# Entries provided start

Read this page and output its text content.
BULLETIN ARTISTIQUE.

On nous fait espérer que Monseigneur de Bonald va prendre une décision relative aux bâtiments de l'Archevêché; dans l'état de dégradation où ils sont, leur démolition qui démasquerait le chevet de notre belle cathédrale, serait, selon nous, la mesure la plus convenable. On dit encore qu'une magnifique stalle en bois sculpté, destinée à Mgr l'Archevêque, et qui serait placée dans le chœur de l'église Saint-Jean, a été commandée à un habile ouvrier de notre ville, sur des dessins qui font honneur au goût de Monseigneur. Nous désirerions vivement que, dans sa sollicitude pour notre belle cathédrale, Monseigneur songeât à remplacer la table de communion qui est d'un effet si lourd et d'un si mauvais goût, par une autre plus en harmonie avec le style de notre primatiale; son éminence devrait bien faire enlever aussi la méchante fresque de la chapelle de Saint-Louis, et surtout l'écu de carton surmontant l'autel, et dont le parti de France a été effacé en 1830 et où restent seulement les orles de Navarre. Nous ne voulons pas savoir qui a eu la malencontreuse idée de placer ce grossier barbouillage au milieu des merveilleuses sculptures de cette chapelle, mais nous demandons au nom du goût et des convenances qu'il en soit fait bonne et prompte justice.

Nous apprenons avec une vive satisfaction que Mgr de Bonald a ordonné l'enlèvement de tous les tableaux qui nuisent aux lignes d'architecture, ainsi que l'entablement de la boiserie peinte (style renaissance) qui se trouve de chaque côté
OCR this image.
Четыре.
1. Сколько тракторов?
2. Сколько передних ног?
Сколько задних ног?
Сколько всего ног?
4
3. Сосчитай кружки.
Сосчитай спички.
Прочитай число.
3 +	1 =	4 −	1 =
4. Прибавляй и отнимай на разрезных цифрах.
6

# Entries provided end

### Exercise
List every line above that contains the word "this".

### Answer below
Read this page and output its text content.
OCR this image.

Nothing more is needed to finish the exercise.